Source text.
____

The melodramatic storyline is based on predestined yet impossible loves, in which every feeling is doomed from the outset. The gumiho Shi Yeon (Kim Tae Hee, beautiful and committed to a well-developed role, albeit still too expressive in her facial gestures) is at the centre of an emotional four-way relationship with no way out: She rejects the human and predestined love of policeman Kang Min Woo (Jo Hyun Jae, convincing), because she belongs to the lineage that he, initially unaware, fights against; but she also rejects that of her fellow Mu Young (Jun Jin, overly restrained), unable to arouse true involvement in her.

Shi Yeon is inextricably linked to the fate of the thousand-year-old fox; a natural and spiritual law that governs the existence of gumiho, laden with symbolic and metaphorical references: the impossibility of emotional bonds, not having to give in to human love, not mixing desire with the primordial instinct of the fox. The ‘curse’ represents the price to be paid for becoming fully human. Hence the divided identity, the repression of feelings, the eternal conflict between imposed destiny and individual choice, the personal sacrifice that precludes both paths, because every emotional bond strengthens one part of her at the expense of the other...

The gumiho warrior is an almost ascetic figure, forced into solitude not by moral choice, but by ontological necessity, which is immutable. The drama still holds up today precisely because of this mature and painful conflict: love truly becomes “forbidden love”.

Around them moves Chae Yi (Han Ye Seul, super sexy and perfectly suited to the role), a tragic character crushed by a double inferiority — hierarchical and sentimental — that transforms jealousy into betrayal. In this context, the melodrama offers no promise of redemption: love, though predestined, cannot be fulfilled without destroying those who feel it. No one, human or gumiho, is destined for a happy ending, because the predestination of love is not a promise, but a condemnation.

____

Spatial layout entries.
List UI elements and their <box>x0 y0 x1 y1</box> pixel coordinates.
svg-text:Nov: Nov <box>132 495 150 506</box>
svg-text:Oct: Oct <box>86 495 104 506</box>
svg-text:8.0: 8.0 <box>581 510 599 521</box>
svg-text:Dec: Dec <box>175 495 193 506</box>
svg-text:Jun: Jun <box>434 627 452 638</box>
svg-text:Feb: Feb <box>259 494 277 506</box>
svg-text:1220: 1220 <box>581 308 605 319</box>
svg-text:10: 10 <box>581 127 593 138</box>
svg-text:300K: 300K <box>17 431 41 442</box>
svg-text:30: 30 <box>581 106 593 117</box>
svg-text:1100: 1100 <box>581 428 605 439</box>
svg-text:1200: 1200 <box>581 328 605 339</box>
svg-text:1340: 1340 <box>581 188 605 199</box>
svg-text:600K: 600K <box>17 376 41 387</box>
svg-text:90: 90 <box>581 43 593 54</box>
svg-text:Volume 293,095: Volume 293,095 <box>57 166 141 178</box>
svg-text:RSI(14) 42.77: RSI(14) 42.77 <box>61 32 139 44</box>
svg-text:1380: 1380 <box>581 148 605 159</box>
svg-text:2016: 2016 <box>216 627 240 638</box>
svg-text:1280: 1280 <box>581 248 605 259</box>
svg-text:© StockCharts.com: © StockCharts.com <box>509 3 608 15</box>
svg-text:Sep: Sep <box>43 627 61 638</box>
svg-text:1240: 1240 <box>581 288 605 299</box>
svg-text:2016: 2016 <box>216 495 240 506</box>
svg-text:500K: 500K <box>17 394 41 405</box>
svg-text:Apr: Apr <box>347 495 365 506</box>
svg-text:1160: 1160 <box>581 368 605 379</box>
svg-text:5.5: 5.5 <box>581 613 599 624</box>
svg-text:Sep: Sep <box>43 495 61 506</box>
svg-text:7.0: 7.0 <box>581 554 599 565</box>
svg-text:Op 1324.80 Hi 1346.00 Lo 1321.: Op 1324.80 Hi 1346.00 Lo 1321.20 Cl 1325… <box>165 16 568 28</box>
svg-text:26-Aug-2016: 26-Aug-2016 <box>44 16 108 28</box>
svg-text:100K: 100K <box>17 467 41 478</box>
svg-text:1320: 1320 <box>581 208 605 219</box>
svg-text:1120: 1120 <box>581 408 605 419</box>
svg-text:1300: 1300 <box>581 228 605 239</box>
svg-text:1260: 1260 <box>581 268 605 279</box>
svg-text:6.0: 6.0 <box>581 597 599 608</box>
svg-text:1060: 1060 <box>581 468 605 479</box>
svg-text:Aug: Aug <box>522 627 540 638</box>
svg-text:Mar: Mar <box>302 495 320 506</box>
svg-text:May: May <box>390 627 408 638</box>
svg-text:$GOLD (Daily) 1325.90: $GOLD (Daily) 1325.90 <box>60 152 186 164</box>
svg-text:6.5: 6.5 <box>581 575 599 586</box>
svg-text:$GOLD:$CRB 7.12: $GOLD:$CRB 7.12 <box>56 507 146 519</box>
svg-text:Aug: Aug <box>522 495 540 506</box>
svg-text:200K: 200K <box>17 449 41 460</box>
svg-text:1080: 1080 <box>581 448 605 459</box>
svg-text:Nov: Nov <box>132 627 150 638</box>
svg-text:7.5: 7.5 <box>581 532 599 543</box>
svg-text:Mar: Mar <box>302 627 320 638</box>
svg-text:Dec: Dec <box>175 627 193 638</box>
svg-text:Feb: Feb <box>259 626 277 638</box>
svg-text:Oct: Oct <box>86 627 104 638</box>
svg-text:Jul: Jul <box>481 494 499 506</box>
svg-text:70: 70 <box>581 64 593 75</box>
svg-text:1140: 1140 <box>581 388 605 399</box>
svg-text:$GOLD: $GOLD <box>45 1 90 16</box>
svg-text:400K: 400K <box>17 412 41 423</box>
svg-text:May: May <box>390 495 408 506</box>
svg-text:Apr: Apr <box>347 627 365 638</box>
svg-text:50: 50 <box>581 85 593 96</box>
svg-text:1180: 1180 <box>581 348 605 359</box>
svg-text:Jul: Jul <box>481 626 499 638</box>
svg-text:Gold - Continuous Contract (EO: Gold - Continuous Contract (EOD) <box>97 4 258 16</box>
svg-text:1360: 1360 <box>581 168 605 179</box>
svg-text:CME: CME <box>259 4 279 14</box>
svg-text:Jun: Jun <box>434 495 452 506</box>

____

Set task. Duplicate the stretch of the drama review above from "The melodramatic storyline" through "involvement in her.".

Task response.
The melodramatic storyline is based on predestined yet impossible loves, in which every feeling is doomed from the outset. The gumiho Shi Yeon (Kim Tae Hee, beautiful and committed to a well-developed role, albeit still too expressive in her facial gestures) is at the centre of an emotional four-way relationship with no way out: She rejects the human and predestined love of policeman Kang Min Woo (Jo Hyun Jae, convincing), because she belongs to the lineage that he, initially unaware, fights against; but she also rejects that of her fellow Mu Young (Jun Jin, overly restrained), unable to arouse true involvement in her.